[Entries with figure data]
----------------

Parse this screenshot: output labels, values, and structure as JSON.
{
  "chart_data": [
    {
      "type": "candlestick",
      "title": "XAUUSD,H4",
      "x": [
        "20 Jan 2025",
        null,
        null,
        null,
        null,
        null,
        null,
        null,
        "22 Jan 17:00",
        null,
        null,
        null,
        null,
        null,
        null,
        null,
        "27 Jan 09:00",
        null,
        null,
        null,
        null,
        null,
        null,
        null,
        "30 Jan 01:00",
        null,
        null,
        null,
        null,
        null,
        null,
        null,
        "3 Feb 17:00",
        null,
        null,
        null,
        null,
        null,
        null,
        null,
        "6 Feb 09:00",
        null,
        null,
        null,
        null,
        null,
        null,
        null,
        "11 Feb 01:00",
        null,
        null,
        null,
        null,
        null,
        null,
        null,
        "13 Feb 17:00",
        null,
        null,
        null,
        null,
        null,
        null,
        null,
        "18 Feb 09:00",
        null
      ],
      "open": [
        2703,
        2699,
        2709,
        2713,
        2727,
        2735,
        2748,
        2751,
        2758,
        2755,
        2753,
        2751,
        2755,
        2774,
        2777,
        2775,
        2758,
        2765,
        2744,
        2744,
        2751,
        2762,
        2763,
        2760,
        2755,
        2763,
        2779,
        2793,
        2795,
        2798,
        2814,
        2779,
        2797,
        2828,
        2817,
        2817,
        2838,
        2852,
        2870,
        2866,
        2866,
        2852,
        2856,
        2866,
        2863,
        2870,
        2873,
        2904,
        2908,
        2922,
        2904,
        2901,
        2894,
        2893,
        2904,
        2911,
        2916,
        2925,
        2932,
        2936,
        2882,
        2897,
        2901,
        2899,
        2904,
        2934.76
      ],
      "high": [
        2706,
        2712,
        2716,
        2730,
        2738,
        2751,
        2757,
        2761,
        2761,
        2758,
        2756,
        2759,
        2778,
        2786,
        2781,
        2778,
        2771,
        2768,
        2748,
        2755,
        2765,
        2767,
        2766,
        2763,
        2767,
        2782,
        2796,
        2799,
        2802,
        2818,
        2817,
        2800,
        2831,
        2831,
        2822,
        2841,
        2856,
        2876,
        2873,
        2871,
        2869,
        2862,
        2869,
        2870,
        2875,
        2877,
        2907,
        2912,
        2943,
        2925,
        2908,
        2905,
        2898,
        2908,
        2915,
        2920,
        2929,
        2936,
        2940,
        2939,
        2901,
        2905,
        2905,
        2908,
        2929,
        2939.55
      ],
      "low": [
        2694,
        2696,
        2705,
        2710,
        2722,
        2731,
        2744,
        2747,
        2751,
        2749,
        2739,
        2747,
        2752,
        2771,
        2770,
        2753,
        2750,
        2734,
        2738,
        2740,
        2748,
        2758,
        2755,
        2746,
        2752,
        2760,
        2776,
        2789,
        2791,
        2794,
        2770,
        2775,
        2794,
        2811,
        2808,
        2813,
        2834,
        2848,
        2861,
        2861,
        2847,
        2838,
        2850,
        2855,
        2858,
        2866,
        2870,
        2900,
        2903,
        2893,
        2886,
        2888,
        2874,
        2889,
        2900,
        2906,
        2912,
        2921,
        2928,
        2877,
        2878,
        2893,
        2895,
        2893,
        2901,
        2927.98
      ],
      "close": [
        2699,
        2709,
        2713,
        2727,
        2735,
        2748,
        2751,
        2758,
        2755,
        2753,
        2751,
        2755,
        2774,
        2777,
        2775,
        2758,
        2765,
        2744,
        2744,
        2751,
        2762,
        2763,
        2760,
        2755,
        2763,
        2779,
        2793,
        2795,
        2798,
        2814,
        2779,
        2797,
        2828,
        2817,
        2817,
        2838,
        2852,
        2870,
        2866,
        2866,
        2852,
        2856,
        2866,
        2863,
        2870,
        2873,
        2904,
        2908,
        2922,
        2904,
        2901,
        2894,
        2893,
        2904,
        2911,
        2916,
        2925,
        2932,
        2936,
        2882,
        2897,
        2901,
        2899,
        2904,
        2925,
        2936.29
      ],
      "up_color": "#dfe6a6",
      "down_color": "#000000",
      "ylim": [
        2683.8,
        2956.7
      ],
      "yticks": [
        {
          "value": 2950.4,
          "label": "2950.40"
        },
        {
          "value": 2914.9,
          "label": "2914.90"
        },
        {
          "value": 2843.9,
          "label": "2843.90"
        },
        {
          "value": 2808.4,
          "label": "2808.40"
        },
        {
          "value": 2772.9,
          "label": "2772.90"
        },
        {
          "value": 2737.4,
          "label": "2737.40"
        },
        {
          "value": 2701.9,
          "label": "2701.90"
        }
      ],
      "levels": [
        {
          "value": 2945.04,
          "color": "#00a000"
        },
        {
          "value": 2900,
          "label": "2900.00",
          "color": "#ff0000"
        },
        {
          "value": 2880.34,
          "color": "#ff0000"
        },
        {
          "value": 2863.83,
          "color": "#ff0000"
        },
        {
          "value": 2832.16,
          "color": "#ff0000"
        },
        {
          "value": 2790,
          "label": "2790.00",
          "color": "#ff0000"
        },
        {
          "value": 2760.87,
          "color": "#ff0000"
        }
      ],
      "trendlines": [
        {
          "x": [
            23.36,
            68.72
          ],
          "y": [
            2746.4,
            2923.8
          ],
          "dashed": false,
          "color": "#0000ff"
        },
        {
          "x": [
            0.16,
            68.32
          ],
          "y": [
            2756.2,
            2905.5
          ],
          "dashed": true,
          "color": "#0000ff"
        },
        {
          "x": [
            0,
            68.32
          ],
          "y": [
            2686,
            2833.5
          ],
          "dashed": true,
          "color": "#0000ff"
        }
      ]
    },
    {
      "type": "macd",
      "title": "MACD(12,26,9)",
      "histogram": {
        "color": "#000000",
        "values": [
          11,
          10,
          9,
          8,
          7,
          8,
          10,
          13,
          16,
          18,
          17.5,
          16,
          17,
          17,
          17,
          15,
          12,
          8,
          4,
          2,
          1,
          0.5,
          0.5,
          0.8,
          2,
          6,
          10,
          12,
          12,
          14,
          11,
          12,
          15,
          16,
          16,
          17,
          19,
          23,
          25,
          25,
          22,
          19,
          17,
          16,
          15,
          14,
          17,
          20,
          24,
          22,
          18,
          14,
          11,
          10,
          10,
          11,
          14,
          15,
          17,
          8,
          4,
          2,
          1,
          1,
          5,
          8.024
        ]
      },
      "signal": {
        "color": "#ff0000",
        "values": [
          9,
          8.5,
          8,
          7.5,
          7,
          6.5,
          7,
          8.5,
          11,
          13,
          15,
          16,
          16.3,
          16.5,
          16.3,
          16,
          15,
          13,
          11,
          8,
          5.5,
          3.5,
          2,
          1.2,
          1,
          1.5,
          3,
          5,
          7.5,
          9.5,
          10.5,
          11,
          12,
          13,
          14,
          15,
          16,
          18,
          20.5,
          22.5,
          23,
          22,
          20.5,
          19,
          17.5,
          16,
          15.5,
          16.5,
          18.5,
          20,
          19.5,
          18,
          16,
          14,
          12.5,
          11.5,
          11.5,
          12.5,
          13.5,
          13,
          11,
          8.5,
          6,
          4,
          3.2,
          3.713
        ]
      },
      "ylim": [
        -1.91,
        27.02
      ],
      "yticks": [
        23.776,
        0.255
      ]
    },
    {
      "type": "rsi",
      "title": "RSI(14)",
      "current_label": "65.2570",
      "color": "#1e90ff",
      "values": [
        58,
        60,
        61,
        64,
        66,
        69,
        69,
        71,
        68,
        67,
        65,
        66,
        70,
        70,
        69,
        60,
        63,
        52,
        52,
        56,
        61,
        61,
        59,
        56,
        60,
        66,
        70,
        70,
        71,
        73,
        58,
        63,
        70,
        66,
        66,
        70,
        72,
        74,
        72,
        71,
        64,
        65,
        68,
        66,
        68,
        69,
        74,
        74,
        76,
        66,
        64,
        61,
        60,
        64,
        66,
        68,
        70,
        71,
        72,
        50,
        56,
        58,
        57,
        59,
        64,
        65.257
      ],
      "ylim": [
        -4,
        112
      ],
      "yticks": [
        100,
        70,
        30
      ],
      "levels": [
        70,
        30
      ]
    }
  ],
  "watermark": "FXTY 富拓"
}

----------------

EXERCISE PROMPT: Check every line of the data, and copy the ones that contain "title".

EXERCISE RESULT:
      "title": "XAUUSD,H4",
      "title": "MACD(12,26,9)",
      "title": "RSI(14)",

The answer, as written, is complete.